━━━ PROVIDED PASSAGE ━━━

Sri Lanka to reduce supply of housemaids to Gulf


By PMA RASHEED
The Gulf Today, 16 May 2011

Dubai: The Sri Lanka authorities are currently outlining strategies to slowly reduce the number of housemaids dispatched from the island to work in the UAE and other Gulf countries, reveals a top government representative visiting the Emirates to explore opportunities in skilled and semi-skilled Lankan labour supply.
Dilan Perera, Minister of Foreign Employment Promotion and Welfare of Sri Lanka, said that the authorities are unofficially discouraging the citizens to take up housemaid jobs abroad, as the country gradually trains the people for skilled and dignified professional opportunities.
“The title and job description of the domestic workers also have to be upgraded from ‘housemaid’ to ‘housekeeper’ in accordance with training them scientifically. There’s also a long-term term plan for demanding compulsory minimum wage system for the migrant Lankan workforce abroad,” the minister indicated.
“Supplying domestic workers to the foreign job market by ensuring their security and rights as well as welfare and rehabilitation while they return to the island has been raising constant issues which are unresolved often,” Perera pointed out.
Speaking on the sidelines of Sri Lanka Employment Promotion Seminar staged in Dubai on Sunday, the minister noted that Sri Lanka wants to offer more skilled and quality manpower to the UAE and other foreign job markets.
“An innovative mechanism is currently being developed in Sri Lanka to implement job-specific, country-specific and company-specific training programmes for the citizens, who seek foreign opportunities,” he said.
“We are looking at possibilities of backward integration, in building education institutions, in collaboration with Dubai entrepreneurs by offering opportunities to invest in those institutions, which are devoted to producing certified semi-skilled and skilled personnel for the entire specialised Middle East job market,” elaborated Perera.
According to him, Sri Lanka is next to China in the Asian Human Resources Index. It has been building quality human resources and supplying to the other parts of the world for years.
“We are implementing resolving the problems of our migrant manpower and improve their welfare system, by introducing education scholarship to the children of Gulf returnees. Work-related complaints such as employee or agent harassment, physical abuse, health challenges and issues of absconding maids have significantly come down at the Lankan missions in the UAE.”
“Meanwhile, Lankan workers’ complaints are 10 times higher in other Gulf countries. There are only 35 to 40 complaints are registered on an average in the UAE, while some 30 to 40 cases are recorded regarding the absconding housemaids,” Perera said.
Speaking at the seminar, Sarath Wijesinghe, Ambassador of Sri Lanka in the UAE, announced an education project for the working Sri Lankans in the UAE.
“The UAE’s Sri Lankan employees with a minimum of managerial experience are offered a global standard two-year long management education programme through a cost-effective distance learning scheme from Open University of Sri Lanka, under the direct supervision of the mission,” he said.
“The two study centres will be opened one each in Dubai and Abu Dhabi, where more professional courses will be introduced later in affiliation with the Open University of UK,” he added.
MM Abdul Raheem, Consul General of Sri Lanka in Dubai and Northern Emirates, said, “Sri Lanka has a literacy rate of 95 per cent, one of the highest in the South Asia. The workforce is easily trainable and could cater to the global demand.”
"The UAE is home to about 2,50,000 migrant Sri Lankan workers, out of which 190,000 expatriates are employed in Dubai and Northern Emirates. A significant majority of them are engaged in domestic helpers in the UAE,” he added.
“The number of Sri Lankan skilled labourers already employed in various sectors in the UAE is clear evidence that Sri Lanka could supply to the need of the international standards,” noted Raheem.

━━━ INFORMATION PROVIDED ━━━

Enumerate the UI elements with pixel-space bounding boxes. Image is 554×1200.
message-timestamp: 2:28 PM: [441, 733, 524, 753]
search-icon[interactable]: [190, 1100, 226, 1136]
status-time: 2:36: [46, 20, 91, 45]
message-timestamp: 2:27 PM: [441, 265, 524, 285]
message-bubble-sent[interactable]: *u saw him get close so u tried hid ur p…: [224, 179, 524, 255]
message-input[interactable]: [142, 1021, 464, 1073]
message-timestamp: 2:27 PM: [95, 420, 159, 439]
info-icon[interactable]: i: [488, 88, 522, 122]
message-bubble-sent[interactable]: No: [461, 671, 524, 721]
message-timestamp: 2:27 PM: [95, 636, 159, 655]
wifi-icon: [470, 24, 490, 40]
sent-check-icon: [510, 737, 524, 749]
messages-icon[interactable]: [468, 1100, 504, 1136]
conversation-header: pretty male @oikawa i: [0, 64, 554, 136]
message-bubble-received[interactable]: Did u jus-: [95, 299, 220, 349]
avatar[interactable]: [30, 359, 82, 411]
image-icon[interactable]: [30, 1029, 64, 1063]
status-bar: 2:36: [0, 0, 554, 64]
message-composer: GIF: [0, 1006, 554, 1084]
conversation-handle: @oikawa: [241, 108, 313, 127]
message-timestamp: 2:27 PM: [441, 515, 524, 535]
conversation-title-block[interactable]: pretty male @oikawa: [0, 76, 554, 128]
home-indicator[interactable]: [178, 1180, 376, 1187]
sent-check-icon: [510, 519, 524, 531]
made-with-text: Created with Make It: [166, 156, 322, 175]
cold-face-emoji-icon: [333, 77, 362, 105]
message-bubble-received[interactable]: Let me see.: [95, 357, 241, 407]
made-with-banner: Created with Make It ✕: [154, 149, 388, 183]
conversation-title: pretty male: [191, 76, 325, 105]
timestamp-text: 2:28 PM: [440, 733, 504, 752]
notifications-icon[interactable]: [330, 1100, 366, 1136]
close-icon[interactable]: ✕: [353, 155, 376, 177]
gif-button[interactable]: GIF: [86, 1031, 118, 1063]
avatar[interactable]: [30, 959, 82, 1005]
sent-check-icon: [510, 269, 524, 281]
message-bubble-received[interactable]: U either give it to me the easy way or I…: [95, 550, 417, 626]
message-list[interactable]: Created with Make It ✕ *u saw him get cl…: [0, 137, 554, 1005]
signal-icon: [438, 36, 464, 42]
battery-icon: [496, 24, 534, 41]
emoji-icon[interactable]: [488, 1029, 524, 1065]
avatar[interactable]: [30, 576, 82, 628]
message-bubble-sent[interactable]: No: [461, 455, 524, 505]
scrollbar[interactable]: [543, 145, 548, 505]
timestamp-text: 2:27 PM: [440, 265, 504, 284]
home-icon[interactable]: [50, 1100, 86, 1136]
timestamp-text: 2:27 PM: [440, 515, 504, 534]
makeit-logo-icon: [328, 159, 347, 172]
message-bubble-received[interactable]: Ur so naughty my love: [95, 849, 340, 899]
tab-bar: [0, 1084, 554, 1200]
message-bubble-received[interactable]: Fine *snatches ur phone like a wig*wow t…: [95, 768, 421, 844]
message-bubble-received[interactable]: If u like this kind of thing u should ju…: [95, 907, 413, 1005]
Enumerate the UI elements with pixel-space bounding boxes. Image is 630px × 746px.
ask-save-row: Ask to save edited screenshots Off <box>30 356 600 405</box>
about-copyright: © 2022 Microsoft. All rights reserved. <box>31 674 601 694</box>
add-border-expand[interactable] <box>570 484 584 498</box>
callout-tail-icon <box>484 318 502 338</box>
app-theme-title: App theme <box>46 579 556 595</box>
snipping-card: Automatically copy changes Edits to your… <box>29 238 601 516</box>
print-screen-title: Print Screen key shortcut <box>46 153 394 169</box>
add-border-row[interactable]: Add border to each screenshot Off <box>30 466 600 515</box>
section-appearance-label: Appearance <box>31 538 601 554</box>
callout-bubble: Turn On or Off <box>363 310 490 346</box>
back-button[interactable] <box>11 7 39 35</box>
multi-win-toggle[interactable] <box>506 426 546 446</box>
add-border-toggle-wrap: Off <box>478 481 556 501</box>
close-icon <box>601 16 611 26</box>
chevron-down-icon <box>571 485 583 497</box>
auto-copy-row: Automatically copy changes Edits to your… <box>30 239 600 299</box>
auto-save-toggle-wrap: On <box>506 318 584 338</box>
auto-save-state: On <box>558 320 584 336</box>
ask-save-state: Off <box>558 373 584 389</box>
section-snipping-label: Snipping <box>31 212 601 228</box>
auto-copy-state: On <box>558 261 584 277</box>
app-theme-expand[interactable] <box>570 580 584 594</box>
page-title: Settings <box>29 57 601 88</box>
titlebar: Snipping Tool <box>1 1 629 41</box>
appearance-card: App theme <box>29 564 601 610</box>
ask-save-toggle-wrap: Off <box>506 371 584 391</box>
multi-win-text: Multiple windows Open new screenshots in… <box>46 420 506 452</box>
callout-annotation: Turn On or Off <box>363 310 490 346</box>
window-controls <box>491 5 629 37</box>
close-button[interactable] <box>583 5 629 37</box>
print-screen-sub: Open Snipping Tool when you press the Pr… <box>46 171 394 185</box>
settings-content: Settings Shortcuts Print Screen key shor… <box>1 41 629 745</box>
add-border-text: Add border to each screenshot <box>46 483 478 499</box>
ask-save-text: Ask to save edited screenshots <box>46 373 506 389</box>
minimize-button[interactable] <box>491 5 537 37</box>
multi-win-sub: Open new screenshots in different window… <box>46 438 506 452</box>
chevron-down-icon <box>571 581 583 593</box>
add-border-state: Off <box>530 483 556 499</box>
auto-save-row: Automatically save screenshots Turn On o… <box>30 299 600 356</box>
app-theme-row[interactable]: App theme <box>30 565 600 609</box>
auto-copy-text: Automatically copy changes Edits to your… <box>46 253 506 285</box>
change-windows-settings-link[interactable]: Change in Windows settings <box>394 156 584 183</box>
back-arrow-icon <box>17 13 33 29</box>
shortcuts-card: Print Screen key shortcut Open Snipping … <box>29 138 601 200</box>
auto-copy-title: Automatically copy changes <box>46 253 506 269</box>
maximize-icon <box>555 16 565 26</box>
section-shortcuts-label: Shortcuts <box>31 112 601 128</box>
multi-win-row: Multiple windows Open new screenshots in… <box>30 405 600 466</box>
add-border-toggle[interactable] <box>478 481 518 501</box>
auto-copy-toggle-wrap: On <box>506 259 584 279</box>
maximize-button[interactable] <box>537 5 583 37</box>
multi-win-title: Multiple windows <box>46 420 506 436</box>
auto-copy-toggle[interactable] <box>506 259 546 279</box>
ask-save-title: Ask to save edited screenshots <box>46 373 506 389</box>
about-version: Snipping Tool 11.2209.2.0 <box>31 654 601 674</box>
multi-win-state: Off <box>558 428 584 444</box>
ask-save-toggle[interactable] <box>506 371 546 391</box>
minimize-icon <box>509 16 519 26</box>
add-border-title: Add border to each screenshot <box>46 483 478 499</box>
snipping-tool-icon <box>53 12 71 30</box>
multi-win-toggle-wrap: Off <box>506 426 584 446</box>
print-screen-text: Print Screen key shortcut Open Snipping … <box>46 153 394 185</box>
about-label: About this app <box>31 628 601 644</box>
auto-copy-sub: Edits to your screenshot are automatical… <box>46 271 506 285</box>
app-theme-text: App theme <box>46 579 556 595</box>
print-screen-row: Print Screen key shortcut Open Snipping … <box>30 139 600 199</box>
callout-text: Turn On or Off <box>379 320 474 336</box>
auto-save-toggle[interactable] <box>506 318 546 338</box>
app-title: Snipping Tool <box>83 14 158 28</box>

━━━

* WHAT YOU HAVE TO DO *
Can you update the housemaid article between "Dilan Perera, Minister" and "Perera pointed out.", inclusive, so that "household staff" takes the place of "domestic workers"?

* RESPONSE TO THIS EXERCISE *
Dilan Perera, Minister of Foreign Employment Promotion and Welfare of Sri Lanka, said that the authorities are unofficially discouraging the citizens to take up housemaid jobs abroad, as the country gradually trains the people for skilled and dignified professional opportunities.
“The title and job description of the household staff also have to be upgraded from ‘housemaid’ to ‘housekeeper’ in accordance with training them scientifically. There’s also a long-term term plan for demanding compulsory minimum wage system for the migrant Lankan workforce abroad,” the minister indicated.
“Supplying household staff to the foreign job market by ensuring their security and rights as well as welfare and rehabilitation while they return to the island has been raising constant issues which are unresolved often,” Perera pointed out.